===== INPUT MATERIAL =====

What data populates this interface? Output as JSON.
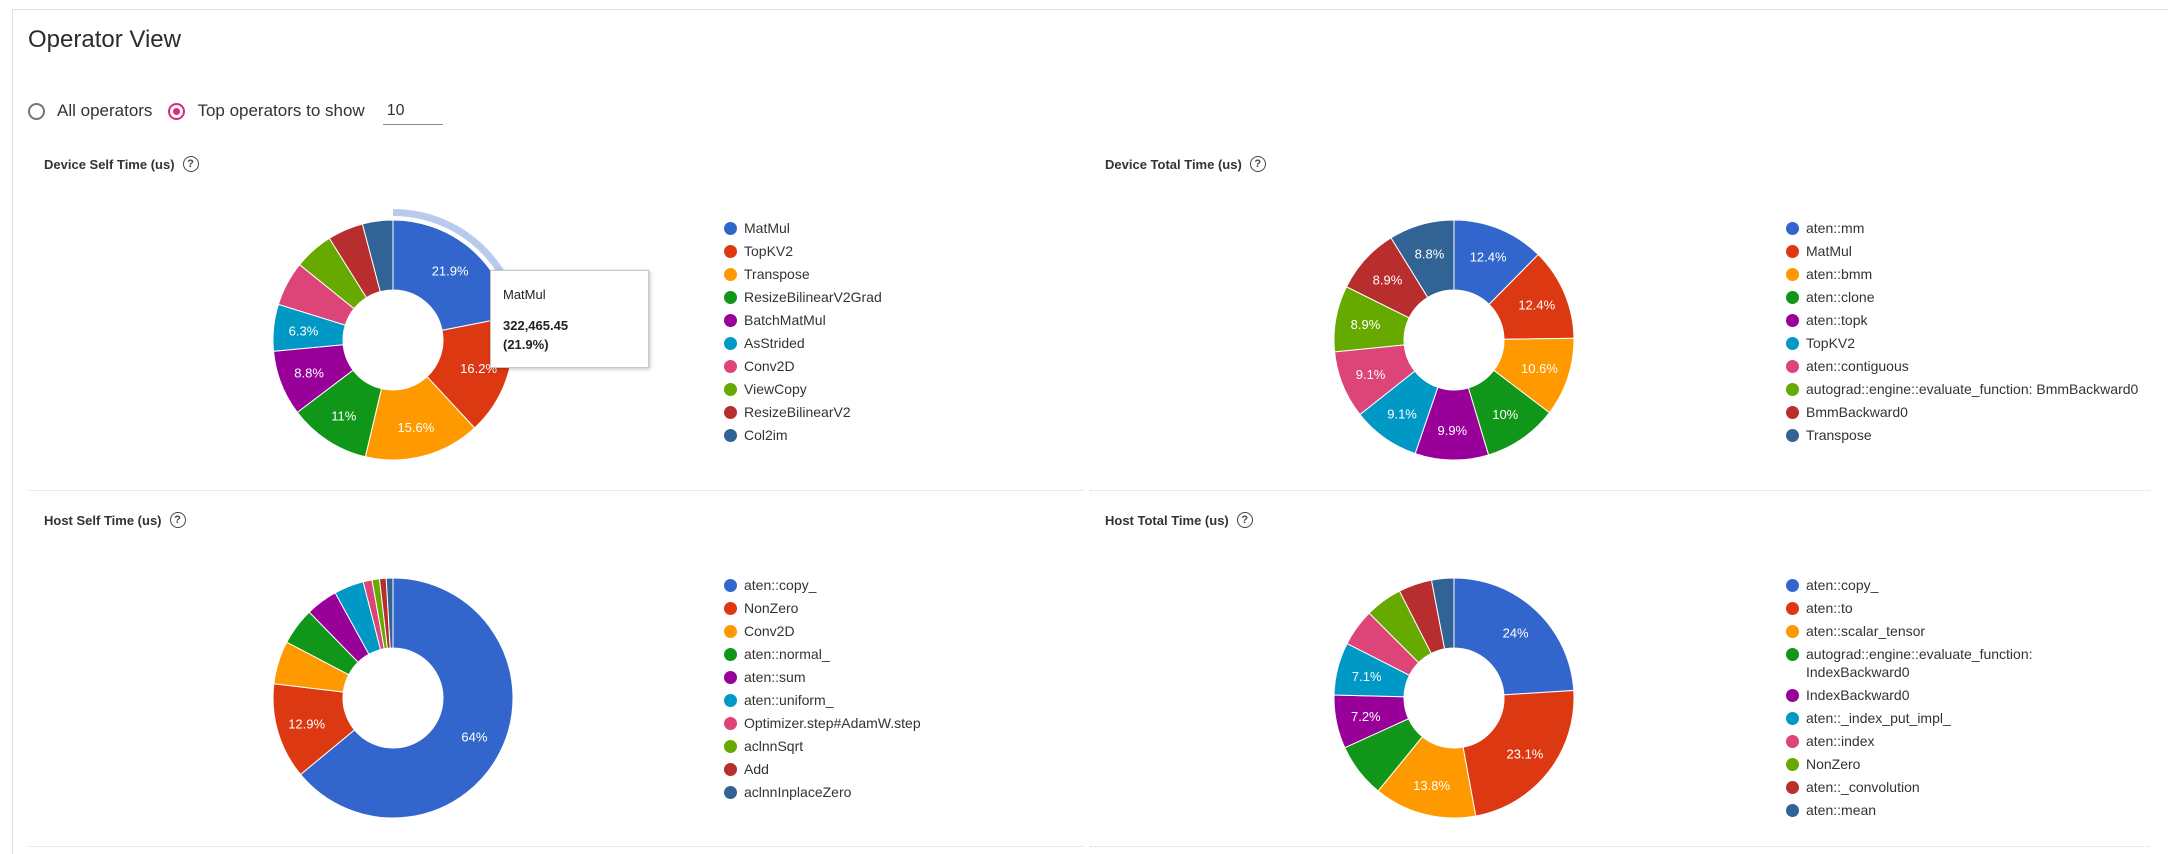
{
  "title": "Operator View",
  "controls": {
    "all_operators_label": "All operators",
    "top_operators_label": "Top operators to show",
    "top_n_value": "10"
  },
  "palette": [
    "#3366cc",
    "#dc3912",
    "#ff9900",
    "#109618",
    "#990099",
    "#0099c6",
    "#dd4477",
    "#66aa00",
    "#b82e2e",
    "#316395"
  ],
  "tooltip": {
    "name": "MatMul",
    "value": "322,465.45",
    "percent": "(21.9%)"
  },
  "chart_data": [
    {
      "type": "pie",
      "title": "Device Self Time (us)",
      "hole": true,
      "labels": [
        "MatMul",
        "TopKV2",
        "Transpose",
        "ResizeBilinearV2Grad",
        "BatchMatMul",
        "AsStrided",
        "Conv2D",
        "ViewCopy",
        "ResizeBilinearV2",
        "Col2im"
      ],
      "values": [
        21.9,
        16.2,
        15.6,
        11.0,
        8.8,
        6.3,
        6.0,
        5.3,
        4.8,
        4.1
      ],
      "slice_labels": [
        "21.9%",
        "16.2%",
        "15.6%",
        "11%",
        "8.8%",
        "6.3%",
        "",
        "",
        "",
        ""
      ],
      "highlighted": "MatMul"
    },
    {
      "type": "pie",
      "title": "Device Total Time (us)",
      "hole": true,
      "labels": [
        "aten::mm",
        "MatMul",
        "aten::bmm",
        "aten::clone",
        "aten::topk",
        "TopKV2",
        "aten::contiguous",
        "autograd::engine::evaluate_function: BmmBackward0",
        "BmmBackward0",
        "Transpose"
      ],
      "values": [
        12.4,
        12.4,
        10.6,
        10.0,
        9.9,
        9.1,
        9.1,
        8.9,
        8.9,
        8.8
      ],
      "slice_labels": [
        "12.4%",
        "12.4%",
        "10.6%",
        "10%",
        "9.9%",
        "9.1%",
        "9.1%",
        "8.9%",
        "8.9%",
        "8.8%"
      ]
    },
    {
      "type": "pie",
      "title": "Host Self Time (us)",
      "hole": true,
      "labels": [
        "aten::copy_",
        "NonZero",
        "Conv2D",
        "aten::normal_",
        "aten::sum",
        "aten::uniform_",
        "Optimizer.step#AdamW.step",
        "aclnnSqrt",
        "Add",
        "aclnnInplaceZero"
      ],
      "values": [
        64.0,
        12.9,
        5.8,
        5.0,
        4.3,
        4.0,
        1.2,
        1.0,
        0.9,
        0.9
      ],
      "slice_labels": [
        "64%",
        "12.9%",
        "",
        "",
        "",
        "",
        "",
        "",
        "",
        ""
      ]
    },
    {
      "type": "pie",
      "title": "Host Total Time (us)",
      "hole": true,
      "labels": [
        "aten::copy_",
        "aten::to",
        "aten::scalar_tensor",
        "autograd::engine::evaluate_function:\nIndexBackward0",
        "IndexBackward0",
        "aten::_index_put_impl_",
        "aten::index",
        "NonZero",
        "aten::_convolution",
        "aten::mean"
      ],
      "values": [
        24.0,
        23.1,
        13.8,
        7.3,
        7.2,
        7.1,
        5.0,
        5.0,
        4.5,
        3.0
      ],
      "slice_labels": [
        "24%",
        "23.1%",
        "13.8%",
        "",
        "7.2%",
        "7.1%",
        "",
        "",
        "",
        ""
      ]
    }
  ]
}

=====

TASK – With the pictures omitted, reproduce the records in full and exactly.

ANSWER FOR THIS EXERCISE –
What data populates this interface? Output as JSON.
{
  "title": "Operator View",
  "controls": {
    "all_operators_label": "All operators",
    "top_operators_label": "Top operators to show",
    "top_n_value": "10"
  },
  "palette": [
    "#3366cc",
    "#dc3912",
    "#ff9900",
    "#109618",
    "#990099",
    "#0099c6",
    "#dd4477",
    "#66aa00",
    "#b82e2e",
    "#316395"
  ],
  "tooltip": {
    "name": "MatMul",
    "value": "322,465.45",
    "percent": "(21.9%)"
  },
  "chart_data": [
    {
      "type": "pie",
      "title": "Device Self Time (us)",
      "hole": true,
      "labels": [
        "MatMul",
        "TopKV2",
        "Transpose",
        "ResizeBilinearV2Grad",
        "BatchMatMul",
        "AsStrided",
        "Conv2D",
        "ViewCopy",
        "ResizeBilinearV2",
        "Col2im"
      ],
      "values": [
        21.9,
        16.2,
        15.6,
        11.0,
        8.8,
        6.3,
        6.0,
        5.3,
        4.8,
        4.1
      ],
      "slice_labels": [
        "21.9%",
        "16.2%",
        "15.6%",
        "11%",
        "8.8%",
        "6.3%",
        "",
        "",
        "",
        ""
      ],
      "highlighted": "MatMul"
    },
    {
      "type": "pie",
      "title": "Device Total Time (us)",
      "hole": true,
      "labels": [
        "aten::mm",
        "MatMul",
        "aten::bmm",
        "aten::clone",
        "aten::topk",
        "TopKV2",
        "aten::contiguous",
        "autograd::engine::evaluate_function: BmmBackward0",
        "BmmBackward0",
        "Transpose"
      ],
      "values": [
        12.4,
        12.4,
        10.6,
        10.0,
        9.9,
        9.1,
        9.1,
        8.9,
        8.9,
        8.8
      ],
      "slice_labels": [
        "12.4%",
        "12.4%",
        "10.6%",
        "10%",
        "9.9%",
        "9.1%",
        "9.1%",
        "8.9%",
        "8.9%",
        "8.8%"
      ]
    },
    {
      "type": "pie",
      "title": "Host Self Time (us)",
      "hole": true,
      "labels": [
        "aten::copy_",
        "NonZero",
        "Conv2D",
        "aten::normal_",
        "aten::sum",
        "aten::uniform_",
        "Optimizer.step#AdamW.step",
        "aclnnSqrt",
        "Add",
        "aclnnInplaceZero"
      ],
      "values": [
        64.0,
        12.9,
        5.8,
        5.0,
        4.3,
        4.0,
        1.2,
        1.0,
        0.9,
        0.9
      ],
      "slice_labels": [
        "64%",
        "12.9%",
        "",
        "",
        "",
        "",
        "",
        "",
        "",
        ""
      ]
    },
    {
      "type": "pie",
      "title": "Host Total Time (us)",
      "hole": true,
      "labels": [
        "aten::copy_",
        "aten::to",
        "aten::scalar_tensor",
        "autograd::engine::evaluate_function:\nIndexBackward0",
        "IndexBackward0",
        "aten::_index_put_impl_",
        "aten::index",
        "NonZero",
        "aten::_convolution",
        "aten::mean"
      ],
      "values": [
        24.0,
        23.1,
        13.8,
        7.3,
        7.2,
        7.1,
        5.0,
        5.0,
        4.5,
        3.0
      ],
      "slice_labels": [
        "24%",
        "23.1%",
        "13.8%",
        "",
        "7.2%",
        "7.1%",
        "",
        "",
        "",
        ""
      ]
    }
  ]
}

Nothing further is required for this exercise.